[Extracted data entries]
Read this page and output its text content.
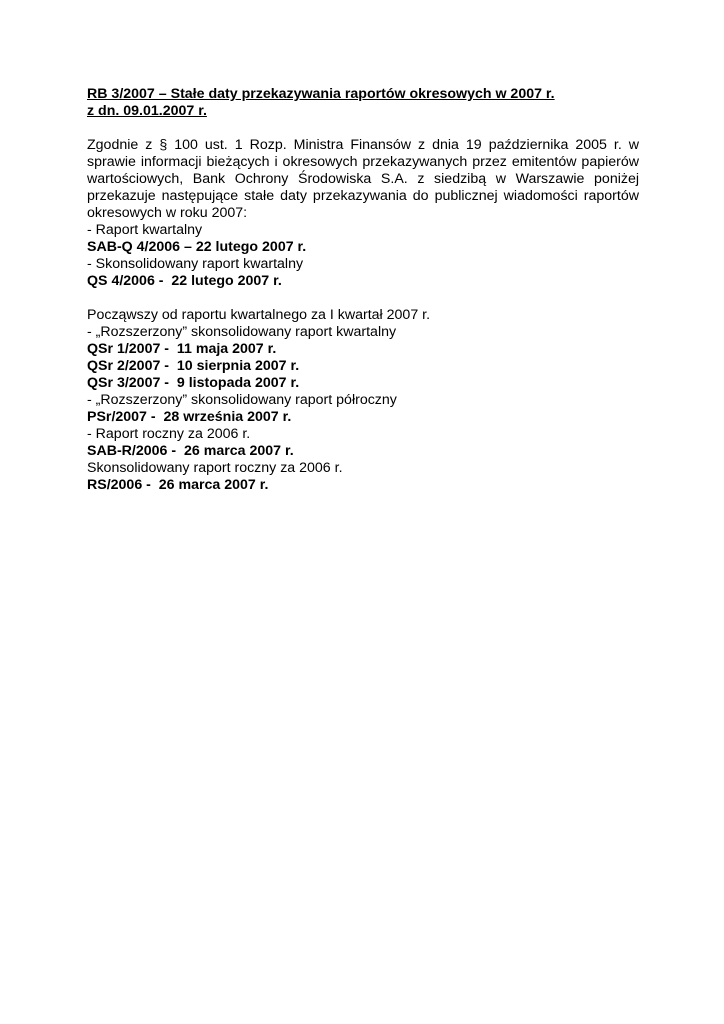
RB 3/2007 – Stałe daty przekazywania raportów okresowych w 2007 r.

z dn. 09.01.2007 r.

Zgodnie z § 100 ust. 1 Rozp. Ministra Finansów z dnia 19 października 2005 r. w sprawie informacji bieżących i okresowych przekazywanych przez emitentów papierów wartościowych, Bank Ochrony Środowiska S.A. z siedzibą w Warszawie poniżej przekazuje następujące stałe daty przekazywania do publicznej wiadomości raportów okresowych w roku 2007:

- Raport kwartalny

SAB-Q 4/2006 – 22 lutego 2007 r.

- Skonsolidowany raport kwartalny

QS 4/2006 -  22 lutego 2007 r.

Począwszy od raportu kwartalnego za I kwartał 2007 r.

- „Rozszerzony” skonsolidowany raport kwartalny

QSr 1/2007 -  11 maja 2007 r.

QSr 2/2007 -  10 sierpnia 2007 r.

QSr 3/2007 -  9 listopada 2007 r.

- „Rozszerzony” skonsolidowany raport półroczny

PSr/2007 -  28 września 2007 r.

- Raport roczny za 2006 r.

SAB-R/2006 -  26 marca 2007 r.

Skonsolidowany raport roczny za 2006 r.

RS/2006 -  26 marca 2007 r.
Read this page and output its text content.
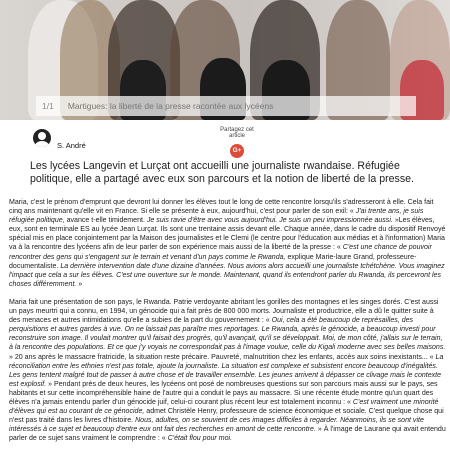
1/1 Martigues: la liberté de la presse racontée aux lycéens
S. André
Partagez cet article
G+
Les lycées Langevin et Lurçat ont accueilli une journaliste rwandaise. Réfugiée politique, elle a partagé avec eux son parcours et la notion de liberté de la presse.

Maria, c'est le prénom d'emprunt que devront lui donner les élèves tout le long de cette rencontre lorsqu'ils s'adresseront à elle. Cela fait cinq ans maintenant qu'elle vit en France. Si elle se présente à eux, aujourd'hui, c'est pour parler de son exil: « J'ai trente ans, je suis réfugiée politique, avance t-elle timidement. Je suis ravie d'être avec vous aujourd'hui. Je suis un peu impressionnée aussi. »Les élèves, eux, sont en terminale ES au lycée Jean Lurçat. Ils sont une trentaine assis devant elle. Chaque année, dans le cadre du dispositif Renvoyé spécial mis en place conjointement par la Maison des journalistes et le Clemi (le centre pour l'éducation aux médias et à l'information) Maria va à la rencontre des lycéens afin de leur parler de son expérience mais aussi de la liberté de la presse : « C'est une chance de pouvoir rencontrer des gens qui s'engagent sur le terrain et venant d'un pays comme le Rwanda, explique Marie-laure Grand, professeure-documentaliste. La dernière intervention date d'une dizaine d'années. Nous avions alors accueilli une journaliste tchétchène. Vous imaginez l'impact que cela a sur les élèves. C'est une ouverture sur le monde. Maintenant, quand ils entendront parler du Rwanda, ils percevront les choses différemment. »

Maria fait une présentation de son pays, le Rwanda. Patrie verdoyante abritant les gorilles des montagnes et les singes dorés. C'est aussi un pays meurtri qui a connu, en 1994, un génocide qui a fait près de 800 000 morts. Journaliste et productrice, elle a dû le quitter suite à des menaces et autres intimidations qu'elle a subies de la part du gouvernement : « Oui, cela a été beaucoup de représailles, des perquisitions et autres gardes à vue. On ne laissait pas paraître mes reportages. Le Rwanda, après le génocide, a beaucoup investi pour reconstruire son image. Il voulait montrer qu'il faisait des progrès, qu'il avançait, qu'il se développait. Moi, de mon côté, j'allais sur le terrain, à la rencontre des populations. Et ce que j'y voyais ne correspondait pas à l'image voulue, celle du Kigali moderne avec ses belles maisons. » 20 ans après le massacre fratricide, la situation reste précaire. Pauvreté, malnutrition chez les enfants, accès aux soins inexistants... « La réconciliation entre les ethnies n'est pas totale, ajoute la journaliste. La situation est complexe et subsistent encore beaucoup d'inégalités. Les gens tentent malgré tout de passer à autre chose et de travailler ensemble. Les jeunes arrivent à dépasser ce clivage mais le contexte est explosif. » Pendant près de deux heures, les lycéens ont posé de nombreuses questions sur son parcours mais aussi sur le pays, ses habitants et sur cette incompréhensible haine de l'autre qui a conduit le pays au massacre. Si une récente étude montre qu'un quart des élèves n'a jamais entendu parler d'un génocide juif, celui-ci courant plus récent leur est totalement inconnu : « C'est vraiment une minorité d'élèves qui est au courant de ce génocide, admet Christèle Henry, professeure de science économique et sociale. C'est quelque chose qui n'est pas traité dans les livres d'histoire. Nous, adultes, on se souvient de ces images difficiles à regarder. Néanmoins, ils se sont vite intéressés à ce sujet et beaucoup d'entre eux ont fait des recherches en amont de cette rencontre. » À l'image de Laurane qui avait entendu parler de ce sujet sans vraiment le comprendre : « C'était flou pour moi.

[What the task asks]
Collect from the data above every line that includes "lutego".

[Response to the exercise]
SAB-Q 4/2006 – 22 lutego 2007 r.
QS 4/2006 -  22 lutego 2007 r.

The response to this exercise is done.